Extracted records:
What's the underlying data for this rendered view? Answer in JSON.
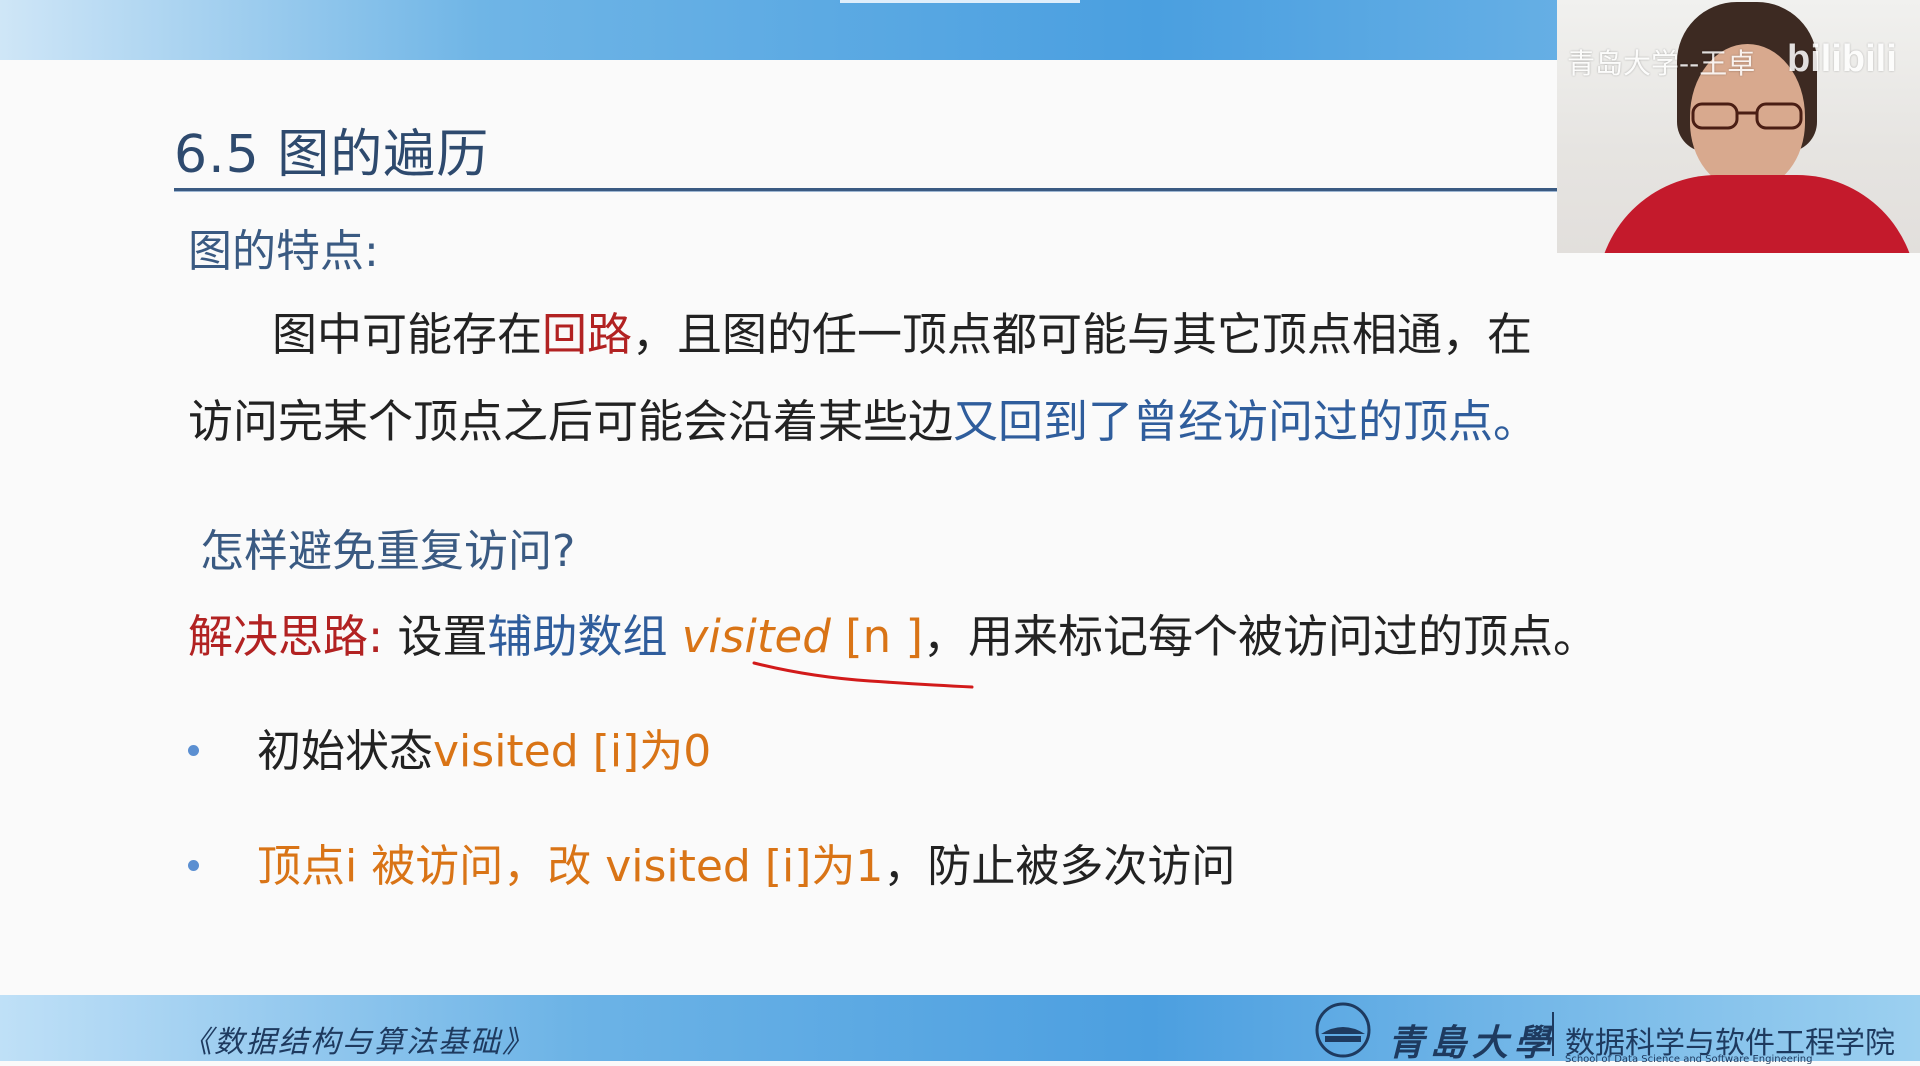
{
  "slide": {
    "title": "6.5 图的遍历",
    "subtitle": "图的特点:",
    "para1": {
      "t1": "图中可能存在",
      "t2": "回路",
      "t3": "，且图的任一顶点都可能与其它顶点相通，在"
    },
    "para2": {
      "t1": "访问完某个顶点之后可能会沿着某些边",
      "t2": "又回到了曾经访问过的顶点。"
    },
    "question": "怎样避免重复访问?",
    "solution": {
      "label": "解决思路:",
      "t1": " 设置",
      "t2": "辅助数组 ",
      "t3": "visited",
      "t4": " [n ]",
      "t5": "，用来标记每个被访问过的顶点。"
    },
    "bullets": [
      {
        "t1": "初始状态",
        "t2": "visited [i]为0",
        "t3": ""
      },
      {
        "t1": "",
        "t2": "顶点i 被访问，改 visited [i]为1",
        "t3": "，防止被多次访问"
      }
    ]
  },
  "webcam": {
    "caption": "青岛大学--王卓",
    "brand": "bilibili"
  },
  "footer": {
    "course": "《数据结构与算法基础》",
    "university": "青島大學",
    "college": "数据科学与软件工程学院",
    "college_en": "School of Data Science and Software Engineering"
  },
  "colors": {
    "red": "#b22222",
    "blue": "#2f5d9c",
    "orange": "#d97416",
    "bar": "#4c9fe0"
  }
}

### Requirements
Isolate the lines above that contain the word "visited" and copy them.

### Answer to this exercise
      "t3": "visited",
        "t2": "visited [i]为0",
        "t2": "顶点i 被访问，改 visited [i]为1",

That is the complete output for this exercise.